Exercise:
Work out the number of lines containing "śmietaną". Give that number alone.

___ Information given

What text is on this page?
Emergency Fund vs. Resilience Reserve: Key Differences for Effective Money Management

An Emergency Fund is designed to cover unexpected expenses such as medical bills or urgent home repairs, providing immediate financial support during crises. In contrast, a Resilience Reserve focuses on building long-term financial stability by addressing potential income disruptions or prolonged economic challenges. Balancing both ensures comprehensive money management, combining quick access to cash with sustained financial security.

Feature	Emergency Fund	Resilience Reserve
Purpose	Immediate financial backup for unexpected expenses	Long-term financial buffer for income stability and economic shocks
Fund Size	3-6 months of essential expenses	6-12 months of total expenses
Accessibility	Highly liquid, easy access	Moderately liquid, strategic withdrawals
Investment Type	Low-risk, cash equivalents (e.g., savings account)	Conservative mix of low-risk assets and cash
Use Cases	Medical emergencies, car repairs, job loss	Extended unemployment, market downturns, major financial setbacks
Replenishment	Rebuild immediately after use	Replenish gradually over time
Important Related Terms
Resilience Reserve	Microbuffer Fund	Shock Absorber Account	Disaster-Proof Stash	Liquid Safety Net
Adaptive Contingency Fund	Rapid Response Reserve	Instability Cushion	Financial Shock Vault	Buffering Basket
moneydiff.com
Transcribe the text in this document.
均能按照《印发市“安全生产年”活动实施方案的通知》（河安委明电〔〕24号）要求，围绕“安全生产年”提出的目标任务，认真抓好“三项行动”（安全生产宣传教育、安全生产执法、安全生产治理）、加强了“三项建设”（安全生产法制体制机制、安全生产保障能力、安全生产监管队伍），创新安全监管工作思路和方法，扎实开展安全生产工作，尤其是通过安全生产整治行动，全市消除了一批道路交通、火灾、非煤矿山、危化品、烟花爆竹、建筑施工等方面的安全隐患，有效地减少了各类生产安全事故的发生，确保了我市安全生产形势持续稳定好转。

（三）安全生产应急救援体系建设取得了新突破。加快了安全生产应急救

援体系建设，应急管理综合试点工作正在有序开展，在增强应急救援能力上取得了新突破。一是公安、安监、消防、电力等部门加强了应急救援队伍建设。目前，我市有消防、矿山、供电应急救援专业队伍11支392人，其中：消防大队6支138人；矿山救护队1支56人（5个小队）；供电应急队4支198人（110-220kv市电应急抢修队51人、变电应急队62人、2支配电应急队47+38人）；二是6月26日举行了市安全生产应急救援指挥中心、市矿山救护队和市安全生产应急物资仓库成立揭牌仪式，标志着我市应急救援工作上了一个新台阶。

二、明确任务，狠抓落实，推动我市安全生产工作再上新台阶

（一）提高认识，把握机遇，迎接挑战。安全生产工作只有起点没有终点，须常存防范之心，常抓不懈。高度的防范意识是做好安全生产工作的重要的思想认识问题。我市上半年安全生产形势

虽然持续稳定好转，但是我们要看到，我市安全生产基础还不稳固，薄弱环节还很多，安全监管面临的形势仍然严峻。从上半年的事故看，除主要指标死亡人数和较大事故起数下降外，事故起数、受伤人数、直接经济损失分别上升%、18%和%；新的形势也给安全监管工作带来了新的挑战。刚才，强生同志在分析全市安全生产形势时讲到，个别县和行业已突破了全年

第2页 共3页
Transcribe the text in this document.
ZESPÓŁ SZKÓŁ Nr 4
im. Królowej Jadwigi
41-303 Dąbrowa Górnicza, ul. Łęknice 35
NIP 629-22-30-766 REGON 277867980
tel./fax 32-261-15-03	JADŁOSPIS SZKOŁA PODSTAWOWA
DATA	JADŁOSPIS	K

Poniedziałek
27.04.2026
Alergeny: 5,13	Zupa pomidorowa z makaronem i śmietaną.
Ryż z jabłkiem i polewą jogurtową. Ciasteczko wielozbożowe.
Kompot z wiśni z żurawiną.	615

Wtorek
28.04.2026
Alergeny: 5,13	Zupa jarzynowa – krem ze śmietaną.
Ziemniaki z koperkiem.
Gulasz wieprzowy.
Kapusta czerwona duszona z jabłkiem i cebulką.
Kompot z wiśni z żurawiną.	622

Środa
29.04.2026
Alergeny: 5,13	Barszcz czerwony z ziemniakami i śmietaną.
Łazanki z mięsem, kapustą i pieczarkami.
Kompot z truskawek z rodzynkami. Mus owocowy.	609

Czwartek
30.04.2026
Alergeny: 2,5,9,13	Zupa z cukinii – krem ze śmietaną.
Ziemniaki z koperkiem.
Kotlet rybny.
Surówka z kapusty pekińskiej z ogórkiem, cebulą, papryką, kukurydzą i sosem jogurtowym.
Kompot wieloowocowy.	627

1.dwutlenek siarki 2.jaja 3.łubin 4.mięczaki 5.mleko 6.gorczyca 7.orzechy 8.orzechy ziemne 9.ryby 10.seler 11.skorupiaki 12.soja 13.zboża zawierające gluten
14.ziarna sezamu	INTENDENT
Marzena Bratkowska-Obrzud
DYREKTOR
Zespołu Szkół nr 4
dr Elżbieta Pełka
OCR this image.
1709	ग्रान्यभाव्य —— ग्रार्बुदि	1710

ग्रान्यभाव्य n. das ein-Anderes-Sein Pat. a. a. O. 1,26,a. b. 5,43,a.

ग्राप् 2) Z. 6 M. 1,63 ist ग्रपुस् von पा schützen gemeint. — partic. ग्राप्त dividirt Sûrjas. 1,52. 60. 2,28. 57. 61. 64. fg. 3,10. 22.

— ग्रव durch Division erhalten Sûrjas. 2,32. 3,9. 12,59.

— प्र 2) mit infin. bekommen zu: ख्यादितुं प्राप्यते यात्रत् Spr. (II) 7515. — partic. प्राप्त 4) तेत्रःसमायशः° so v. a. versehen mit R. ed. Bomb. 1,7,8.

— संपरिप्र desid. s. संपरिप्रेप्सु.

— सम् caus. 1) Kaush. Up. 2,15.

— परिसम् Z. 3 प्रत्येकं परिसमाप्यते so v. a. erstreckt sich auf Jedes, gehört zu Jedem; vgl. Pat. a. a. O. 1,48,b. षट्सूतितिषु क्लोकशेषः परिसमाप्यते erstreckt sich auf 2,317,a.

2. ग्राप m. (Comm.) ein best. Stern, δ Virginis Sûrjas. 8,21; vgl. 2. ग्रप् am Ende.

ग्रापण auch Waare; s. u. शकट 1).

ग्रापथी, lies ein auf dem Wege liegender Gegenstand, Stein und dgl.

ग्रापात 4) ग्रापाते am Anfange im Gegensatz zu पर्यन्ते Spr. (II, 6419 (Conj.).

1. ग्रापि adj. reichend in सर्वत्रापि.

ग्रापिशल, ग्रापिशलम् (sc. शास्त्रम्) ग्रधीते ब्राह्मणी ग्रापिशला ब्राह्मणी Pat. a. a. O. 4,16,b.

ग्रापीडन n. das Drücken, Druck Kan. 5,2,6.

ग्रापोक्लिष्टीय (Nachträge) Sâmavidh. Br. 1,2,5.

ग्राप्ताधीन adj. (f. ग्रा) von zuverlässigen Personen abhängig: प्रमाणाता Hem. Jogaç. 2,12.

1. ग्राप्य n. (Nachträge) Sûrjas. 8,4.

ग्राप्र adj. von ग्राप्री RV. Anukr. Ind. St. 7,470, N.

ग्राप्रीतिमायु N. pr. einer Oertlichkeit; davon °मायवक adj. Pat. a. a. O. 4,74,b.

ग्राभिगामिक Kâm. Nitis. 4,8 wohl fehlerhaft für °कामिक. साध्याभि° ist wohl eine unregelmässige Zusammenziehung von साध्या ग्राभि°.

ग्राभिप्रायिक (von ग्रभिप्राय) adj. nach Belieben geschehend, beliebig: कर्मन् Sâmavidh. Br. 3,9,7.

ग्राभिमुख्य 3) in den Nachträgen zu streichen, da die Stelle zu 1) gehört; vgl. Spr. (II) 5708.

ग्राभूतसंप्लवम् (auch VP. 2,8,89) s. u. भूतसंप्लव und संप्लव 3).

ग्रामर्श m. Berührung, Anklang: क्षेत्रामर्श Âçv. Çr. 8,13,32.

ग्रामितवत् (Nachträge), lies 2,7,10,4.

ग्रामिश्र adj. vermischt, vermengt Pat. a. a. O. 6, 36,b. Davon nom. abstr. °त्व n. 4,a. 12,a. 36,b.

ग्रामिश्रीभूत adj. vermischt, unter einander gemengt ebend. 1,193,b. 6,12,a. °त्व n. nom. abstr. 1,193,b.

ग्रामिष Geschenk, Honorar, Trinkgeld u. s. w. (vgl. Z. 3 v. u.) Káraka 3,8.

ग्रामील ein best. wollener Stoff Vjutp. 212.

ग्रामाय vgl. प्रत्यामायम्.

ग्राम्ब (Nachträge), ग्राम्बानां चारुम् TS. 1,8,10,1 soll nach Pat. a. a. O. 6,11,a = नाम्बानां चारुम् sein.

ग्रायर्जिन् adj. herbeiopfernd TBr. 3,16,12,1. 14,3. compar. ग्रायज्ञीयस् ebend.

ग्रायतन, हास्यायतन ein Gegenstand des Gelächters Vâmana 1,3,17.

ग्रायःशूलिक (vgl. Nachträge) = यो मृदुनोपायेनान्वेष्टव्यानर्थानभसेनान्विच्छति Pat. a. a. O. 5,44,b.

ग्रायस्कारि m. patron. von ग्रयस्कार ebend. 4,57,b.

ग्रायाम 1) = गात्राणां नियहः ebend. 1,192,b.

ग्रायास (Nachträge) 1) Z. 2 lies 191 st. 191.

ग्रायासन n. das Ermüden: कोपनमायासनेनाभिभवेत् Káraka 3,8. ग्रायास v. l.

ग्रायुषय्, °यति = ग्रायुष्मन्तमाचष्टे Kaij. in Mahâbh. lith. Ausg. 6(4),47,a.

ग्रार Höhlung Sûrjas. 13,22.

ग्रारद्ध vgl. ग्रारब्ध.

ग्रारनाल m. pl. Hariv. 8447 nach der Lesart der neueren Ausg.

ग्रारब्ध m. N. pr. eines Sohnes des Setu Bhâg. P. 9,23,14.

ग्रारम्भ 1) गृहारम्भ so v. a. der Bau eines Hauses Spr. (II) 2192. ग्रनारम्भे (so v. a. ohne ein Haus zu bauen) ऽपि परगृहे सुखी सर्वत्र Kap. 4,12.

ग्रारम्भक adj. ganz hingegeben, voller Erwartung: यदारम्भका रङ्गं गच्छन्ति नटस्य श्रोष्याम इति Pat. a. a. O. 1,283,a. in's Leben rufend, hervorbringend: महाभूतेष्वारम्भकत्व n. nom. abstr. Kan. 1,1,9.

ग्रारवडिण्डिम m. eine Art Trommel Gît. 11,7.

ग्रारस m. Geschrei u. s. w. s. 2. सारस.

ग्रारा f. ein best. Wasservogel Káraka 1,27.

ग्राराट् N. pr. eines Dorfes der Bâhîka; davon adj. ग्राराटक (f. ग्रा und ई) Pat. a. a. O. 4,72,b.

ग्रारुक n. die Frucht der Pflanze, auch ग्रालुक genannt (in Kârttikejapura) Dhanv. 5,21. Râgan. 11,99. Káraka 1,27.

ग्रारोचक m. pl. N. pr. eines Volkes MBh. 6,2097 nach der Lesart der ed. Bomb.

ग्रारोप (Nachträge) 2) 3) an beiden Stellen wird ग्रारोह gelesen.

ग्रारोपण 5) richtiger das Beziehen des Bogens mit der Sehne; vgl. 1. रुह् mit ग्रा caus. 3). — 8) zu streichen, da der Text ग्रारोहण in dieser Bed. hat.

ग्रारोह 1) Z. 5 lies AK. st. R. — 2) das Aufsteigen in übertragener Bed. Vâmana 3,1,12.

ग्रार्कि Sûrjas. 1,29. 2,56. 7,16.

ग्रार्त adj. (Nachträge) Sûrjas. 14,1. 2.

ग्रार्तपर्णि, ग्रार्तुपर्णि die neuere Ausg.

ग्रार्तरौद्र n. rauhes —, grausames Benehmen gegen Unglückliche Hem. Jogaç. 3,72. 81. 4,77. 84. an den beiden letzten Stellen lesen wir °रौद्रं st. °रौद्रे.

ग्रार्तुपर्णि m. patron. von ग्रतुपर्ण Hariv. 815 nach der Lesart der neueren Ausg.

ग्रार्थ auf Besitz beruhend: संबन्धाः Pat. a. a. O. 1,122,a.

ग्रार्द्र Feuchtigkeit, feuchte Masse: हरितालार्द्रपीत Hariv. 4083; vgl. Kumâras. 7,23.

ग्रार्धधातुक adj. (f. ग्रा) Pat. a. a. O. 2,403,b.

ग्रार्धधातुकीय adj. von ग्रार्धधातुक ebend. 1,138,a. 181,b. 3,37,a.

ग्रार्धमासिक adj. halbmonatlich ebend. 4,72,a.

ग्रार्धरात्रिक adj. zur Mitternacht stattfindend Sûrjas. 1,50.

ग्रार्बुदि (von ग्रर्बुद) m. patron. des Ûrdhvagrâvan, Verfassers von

______

Answer to the task:
4